*AIM OF THE EXERCISE:* Copy out all lines with the word "kuantitatif" in them.
##########
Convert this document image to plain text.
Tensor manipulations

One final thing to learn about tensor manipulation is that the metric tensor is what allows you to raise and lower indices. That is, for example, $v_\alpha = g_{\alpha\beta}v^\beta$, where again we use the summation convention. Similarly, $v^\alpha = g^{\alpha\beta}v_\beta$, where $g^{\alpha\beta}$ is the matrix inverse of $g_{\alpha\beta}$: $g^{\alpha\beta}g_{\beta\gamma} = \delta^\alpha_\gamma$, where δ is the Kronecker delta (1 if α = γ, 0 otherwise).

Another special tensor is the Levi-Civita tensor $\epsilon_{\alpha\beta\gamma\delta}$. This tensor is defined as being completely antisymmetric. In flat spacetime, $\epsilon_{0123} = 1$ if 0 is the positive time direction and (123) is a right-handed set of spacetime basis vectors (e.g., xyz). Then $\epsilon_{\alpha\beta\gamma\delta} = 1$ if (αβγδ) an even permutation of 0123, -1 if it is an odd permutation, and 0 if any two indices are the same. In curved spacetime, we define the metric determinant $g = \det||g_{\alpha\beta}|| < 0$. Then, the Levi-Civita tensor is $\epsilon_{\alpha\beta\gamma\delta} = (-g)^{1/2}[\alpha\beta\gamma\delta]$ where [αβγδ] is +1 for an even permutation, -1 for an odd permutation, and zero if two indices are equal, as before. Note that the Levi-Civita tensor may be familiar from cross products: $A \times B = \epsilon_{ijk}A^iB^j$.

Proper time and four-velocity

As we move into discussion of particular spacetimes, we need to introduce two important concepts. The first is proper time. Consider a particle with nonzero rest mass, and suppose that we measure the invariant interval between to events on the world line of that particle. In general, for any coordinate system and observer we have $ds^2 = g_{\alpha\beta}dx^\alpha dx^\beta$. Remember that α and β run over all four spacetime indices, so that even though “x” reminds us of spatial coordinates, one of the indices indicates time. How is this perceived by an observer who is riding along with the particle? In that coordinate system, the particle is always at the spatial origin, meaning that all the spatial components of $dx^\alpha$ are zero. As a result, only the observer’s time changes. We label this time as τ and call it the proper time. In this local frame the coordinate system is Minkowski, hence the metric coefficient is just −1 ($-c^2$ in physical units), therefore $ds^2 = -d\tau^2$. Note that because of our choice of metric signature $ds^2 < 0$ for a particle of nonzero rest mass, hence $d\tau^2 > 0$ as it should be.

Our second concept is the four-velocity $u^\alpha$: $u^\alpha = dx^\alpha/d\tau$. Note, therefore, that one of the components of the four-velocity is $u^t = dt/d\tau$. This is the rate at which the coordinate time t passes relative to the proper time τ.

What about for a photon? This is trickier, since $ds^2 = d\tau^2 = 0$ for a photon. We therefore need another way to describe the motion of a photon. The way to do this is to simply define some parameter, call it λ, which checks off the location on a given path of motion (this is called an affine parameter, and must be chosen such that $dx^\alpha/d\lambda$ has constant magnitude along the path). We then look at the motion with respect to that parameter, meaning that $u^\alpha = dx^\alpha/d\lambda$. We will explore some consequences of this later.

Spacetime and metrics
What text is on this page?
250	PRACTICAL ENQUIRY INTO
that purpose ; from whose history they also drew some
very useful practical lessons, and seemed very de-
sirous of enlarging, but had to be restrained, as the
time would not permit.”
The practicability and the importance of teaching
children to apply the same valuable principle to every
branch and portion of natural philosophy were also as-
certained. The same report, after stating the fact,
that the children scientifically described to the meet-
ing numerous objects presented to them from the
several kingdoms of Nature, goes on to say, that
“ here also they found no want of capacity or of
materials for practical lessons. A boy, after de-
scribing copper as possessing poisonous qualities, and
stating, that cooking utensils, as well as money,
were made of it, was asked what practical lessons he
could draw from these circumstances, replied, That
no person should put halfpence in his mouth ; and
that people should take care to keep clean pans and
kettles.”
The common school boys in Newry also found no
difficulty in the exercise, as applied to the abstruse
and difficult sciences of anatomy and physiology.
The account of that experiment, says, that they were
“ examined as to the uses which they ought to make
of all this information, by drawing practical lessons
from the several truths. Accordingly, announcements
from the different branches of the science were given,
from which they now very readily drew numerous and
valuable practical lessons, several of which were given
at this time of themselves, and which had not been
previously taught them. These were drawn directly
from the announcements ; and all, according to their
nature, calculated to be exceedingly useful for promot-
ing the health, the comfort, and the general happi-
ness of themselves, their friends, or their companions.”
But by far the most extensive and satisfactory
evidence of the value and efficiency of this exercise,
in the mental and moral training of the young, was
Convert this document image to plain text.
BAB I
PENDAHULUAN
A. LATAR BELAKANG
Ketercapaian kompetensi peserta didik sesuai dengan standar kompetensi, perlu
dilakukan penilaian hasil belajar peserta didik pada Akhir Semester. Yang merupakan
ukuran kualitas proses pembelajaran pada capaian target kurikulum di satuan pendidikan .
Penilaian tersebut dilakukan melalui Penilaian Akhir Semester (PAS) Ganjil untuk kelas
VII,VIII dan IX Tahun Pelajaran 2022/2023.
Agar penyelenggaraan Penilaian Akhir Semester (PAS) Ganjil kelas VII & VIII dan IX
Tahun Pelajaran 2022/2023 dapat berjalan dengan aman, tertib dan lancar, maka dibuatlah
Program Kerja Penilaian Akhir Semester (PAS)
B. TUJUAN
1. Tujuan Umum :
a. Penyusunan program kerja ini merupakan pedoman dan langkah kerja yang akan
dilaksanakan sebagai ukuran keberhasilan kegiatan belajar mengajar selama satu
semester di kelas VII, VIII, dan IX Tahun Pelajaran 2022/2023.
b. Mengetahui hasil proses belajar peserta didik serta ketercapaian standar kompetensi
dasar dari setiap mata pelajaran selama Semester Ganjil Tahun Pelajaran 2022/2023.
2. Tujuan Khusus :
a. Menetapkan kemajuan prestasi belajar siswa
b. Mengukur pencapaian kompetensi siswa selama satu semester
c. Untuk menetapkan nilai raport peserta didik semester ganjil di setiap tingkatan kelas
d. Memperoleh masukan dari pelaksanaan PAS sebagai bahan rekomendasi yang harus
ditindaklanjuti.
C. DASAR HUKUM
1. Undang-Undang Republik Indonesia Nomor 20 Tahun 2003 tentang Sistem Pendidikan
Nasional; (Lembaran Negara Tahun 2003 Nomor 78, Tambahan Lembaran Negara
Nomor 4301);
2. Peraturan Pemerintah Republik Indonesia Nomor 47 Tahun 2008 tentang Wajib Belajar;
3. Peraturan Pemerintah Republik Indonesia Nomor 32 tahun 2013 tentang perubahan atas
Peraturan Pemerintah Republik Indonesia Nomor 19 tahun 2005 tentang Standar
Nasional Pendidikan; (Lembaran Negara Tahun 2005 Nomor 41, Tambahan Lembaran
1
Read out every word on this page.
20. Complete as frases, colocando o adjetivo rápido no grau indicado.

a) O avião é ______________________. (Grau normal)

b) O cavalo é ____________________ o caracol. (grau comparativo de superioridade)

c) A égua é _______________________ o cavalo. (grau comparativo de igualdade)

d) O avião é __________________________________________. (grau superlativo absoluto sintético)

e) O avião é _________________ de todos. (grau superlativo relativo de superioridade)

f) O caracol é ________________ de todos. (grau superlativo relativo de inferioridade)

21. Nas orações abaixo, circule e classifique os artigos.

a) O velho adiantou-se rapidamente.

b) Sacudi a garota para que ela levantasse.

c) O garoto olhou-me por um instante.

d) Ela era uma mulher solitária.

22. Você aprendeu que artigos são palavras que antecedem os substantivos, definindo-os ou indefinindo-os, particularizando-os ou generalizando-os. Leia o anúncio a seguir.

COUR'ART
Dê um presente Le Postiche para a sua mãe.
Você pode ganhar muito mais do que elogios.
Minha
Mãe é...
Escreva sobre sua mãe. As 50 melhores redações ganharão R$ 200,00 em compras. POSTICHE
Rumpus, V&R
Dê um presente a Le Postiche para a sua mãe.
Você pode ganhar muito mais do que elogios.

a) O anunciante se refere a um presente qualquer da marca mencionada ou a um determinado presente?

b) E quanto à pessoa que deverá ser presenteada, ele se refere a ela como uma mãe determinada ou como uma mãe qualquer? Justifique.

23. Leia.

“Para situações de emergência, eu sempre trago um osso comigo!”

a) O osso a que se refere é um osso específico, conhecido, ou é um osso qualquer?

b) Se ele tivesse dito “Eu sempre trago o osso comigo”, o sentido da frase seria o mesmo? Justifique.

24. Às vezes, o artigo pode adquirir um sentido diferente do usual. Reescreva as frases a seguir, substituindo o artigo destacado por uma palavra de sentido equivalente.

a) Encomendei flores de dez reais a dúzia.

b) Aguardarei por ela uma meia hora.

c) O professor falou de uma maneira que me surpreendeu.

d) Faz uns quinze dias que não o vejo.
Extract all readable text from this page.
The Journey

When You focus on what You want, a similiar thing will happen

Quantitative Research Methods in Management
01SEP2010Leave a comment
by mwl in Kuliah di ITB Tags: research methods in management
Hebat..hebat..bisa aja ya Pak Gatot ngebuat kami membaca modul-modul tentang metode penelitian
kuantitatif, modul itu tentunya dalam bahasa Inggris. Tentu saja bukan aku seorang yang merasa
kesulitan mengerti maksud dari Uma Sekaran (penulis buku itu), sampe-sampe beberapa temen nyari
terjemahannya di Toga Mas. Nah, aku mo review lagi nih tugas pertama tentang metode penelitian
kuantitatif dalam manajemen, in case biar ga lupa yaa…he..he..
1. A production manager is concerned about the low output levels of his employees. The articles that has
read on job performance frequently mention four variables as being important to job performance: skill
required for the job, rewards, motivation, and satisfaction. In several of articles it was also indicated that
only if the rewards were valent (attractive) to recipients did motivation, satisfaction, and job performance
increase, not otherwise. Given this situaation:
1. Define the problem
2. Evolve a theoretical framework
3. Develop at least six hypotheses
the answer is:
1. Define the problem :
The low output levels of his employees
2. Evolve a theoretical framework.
##########
*EXPECTED ANSWER:*
kuantitatif, modul itu tentunya dalam bahasa Inggris. Tentu saja bukan aku seorang yang merasa
kuantitatif dalam manajemen, in case biar ga lupa yaa…he..he..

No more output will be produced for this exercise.